(Records that describe figures)
☆ ☆ ☆
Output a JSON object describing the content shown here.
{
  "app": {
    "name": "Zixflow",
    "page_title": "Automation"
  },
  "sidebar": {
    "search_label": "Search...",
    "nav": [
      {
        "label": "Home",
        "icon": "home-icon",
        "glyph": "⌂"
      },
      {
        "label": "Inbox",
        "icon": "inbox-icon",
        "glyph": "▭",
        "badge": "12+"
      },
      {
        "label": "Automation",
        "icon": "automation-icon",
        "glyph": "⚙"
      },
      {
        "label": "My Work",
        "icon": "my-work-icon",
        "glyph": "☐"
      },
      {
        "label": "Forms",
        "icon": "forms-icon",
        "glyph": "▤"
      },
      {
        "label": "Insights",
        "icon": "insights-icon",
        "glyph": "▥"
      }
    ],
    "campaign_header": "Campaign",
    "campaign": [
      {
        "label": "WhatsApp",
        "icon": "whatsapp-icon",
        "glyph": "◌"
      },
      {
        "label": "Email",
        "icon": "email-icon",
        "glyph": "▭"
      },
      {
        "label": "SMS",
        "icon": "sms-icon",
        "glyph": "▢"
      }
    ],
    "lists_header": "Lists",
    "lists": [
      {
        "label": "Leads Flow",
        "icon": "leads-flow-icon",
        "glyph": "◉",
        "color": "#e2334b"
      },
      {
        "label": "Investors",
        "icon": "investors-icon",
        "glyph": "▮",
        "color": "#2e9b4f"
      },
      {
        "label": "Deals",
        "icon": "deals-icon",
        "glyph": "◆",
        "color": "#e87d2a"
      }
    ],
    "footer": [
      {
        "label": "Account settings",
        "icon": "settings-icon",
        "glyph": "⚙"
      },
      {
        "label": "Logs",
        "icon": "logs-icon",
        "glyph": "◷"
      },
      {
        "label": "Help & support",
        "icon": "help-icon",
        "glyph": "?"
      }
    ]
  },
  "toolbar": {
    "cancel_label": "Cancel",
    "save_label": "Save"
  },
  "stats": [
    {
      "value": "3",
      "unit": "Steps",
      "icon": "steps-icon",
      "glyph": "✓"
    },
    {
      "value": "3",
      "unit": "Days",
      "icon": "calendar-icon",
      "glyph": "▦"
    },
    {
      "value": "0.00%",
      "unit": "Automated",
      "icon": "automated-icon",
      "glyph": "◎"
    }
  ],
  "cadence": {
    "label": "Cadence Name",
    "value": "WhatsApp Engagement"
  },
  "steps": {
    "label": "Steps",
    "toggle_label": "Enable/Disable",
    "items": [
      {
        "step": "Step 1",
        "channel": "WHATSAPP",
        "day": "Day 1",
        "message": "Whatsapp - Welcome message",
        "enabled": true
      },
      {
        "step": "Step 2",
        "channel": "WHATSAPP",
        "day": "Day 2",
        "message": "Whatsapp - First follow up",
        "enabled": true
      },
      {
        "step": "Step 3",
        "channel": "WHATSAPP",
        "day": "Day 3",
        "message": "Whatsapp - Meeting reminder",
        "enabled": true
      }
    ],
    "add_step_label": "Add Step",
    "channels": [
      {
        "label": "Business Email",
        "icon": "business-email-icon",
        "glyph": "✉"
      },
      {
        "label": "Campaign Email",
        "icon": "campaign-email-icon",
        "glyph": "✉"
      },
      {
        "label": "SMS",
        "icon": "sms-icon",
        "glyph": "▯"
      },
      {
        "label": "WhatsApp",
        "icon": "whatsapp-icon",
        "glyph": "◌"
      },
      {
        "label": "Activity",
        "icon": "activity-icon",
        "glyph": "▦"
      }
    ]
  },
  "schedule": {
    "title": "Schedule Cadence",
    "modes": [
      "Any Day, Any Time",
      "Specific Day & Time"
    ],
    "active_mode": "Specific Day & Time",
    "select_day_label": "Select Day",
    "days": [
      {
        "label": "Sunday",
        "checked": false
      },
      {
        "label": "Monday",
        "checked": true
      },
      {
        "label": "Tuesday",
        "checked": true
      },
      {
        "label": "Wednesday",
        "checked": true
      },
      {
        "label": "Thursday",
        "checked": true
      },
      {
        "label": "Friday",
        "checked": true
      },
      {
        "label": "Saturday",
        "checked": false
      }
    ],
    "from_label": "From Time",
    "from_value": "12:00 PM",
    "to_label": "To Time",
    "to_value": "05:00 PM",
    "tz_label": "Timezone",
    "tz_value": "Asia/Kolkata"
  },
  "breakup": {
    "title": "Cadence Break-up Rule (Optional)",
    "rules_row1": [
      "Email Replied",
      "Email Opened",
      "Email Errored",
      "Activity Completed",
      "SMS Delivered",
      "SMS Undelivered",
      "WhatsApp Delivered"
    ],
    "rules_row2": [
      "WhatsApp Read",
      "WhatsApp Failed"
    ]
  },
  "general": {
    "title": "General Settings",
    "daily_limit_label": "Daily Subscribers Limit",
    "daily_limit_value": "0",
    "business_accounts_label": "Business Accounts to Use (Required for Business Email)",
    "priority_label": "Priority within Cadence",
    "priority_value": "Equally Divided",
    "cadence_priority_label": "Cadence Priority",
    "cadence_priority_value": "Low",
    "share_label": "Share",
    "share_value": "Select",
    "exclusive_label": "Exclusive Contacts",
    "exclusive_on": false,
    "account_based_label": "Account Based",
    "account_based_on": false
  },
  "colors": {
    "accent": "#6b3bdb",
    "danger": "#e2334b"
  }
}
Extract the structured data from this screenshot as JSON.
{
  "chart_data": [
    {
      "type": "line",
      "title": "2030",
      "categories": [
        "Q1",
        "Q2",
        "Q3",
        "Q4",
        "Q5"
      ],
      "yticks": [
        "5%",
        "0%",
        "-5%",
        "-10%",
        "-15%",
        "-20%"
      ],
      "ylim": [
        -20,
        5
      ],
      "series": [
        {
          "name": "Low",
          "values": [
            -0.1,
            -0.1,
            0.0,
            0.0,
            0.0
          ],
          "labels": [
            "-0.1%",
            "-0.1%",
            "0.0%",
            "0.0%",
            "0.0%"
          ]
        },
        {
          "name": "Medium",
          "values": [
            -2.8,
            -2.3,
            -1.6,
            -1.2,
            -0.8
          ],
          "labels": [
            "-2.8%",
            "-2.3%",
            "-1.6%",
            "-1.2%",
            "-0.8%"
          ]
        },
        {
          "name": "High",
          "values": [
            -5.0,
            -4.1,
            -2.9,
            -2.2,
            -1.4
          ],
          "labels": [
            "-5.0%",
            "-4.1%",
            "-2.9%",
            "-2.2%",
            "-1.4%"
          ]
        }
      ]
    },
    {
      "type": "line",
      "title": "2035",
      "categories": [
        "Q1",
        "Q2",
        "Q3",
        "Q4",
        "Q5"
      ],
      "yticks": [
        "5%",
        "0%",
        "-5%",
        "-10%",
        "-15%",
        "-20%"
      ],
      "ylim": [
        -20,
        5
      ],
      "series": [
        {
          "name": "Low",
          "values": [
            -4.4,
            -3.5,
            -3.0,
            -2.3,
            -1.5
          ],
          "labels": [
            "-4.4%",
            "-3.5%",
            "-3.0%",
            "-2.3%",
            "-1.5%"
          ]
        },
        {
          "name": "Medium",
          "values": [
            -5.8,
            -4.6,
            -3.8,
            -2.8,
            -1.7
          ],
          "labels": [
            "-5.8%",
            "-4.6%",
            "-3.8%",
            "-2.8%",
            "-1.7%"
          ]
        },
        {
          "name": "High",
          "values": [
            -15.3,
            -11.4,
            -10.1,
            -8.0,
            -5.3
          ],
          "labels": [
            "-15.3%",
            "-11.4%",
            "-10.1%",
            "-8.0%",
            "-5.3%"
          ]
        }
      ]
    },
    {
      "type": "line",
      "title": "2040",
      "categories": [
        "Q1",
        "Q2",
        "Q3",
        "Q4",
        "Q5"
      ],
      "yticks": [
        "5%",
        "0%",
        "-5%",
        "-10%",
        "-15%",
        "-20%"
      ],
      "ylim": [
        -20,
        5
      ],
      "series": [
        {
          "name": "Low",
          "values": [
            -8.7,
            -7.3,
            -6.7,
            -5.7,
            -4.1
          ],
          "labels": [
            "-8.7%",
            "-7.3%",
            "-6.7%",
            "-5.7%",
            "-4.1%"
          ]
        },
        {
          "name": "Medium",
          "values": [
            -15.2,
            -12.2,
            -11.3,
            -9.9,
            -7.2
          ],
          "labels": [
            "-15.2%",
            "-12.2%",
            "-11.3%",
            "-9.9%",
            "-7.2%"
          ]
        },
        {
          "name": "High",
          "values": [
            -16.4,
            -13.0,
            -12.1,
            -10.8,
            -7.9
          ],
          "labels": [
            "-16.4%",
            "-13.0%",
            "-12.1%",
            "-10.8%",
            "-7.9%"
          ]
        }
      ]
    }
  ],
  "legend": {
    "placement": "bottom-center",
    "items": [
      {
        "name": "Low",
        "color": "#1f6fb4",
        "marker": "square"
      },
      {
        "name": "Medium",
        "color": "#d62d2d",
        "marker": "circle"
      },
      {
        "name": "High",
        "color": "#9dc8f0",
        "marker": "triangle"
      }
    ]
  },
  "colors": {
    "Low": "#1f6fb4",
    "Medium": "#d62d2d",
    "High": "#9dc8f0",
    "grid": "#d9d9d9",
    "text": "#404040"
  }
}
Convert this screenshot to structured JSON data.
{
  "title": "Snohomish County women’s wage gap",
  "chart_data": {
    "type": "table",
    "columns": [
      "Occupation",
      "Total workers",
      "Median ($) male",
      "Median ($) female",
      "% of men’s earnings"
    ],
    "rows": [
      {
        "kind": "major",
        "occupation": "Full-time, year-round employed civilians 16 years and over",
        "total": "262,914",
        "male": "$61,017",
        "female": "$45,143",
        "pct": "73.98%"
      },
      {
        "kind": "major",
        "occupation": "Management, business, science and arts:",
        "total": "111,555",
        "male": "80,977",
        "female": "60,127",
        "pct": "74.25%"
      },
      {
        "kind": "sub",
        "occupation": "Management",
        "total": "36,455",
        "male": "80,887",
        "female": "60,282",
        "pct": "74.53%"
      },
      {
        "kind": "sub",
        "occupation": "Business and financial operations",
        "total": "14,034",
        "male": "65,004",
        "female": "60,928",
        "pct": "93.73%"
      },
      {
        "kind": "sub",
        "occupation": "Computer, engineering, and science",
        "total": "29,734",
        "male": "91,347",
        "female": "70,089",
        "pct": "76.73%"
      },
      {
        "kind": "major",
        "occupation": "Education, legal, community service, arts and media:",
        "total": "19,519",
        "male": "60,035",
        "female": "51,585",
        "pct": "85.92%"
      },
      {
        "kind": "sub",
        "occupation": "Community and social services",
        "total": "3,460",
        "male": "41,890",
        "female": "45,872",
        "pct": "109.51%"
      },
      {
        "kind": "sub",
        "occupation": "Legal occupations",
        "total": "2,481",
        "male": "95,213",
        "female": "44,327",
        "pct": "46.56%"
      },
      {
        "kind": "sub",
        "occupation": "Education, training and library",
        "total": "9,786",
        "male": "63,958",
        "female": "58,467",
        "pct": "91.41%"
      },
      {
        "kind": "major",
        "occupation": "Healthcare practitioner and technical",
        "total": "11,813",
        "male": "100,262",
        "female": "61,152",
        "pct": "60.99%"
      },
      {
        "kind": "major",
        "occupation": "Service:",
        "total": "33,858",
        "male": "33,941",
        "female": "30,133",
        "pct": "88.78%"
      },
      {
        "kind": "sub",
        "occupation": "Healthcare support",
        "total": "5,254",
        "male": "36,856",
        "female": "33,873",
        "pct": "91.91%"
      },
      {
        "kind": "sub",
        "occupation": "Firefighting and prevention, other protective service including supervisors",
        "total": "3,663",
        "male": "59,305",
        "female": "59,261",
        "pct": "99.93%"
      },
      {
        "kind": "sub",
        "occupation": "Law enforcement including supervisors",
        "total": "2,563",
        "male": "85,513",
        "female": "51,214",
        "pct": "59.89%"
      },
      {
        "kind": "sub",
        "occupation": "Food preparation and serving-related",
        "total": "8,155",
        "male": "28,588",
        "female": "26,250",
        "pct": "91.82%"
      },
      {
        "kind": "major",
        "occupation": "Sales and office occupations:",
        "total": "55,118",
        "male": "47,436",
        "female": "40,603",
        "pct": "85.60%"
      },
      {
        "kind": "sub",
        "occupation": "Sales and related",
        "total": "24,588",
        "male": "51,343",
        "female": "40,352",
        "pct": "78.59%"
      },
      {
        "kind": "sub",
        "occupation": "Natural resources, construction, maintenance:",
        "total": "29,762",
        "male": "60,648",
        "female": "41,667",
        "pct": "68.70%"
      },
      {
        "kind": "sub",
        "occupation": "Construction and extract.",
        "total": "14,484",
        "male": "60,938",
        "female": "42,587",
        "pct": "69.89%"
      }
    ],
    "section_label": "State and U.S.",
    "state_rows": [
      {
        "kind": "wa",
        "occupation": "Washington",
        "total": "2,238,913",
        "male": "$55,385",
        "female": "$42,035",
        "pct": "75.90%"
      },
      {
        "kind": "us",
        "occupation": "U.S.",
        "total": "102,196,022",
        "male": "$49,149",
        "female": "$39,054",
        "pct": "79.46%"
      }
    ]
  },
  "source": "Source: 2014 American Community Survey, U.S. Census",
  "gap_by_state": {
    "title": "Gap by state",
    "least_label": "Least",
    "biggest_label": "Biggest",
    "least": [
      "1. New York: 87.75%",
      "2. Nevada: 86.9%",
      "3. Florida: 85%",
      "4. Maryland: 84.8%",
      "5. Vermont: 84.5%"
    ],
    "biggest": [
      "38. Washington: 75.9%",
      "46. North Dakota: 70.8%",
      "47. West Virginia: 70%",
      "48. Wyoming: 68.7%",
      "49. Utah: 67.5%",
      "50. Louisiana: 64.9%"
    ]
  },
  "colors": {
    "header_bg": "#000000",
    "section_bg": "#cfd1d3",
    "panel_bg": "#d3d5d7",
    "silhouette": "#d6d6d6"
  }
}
☆ ☆ ☆
▸ **WRITTEN TASK**:
Across the preceding material, how many lines contain the word "arts"? State the number alone.

▸ **WRITTEN ANSWER**:
2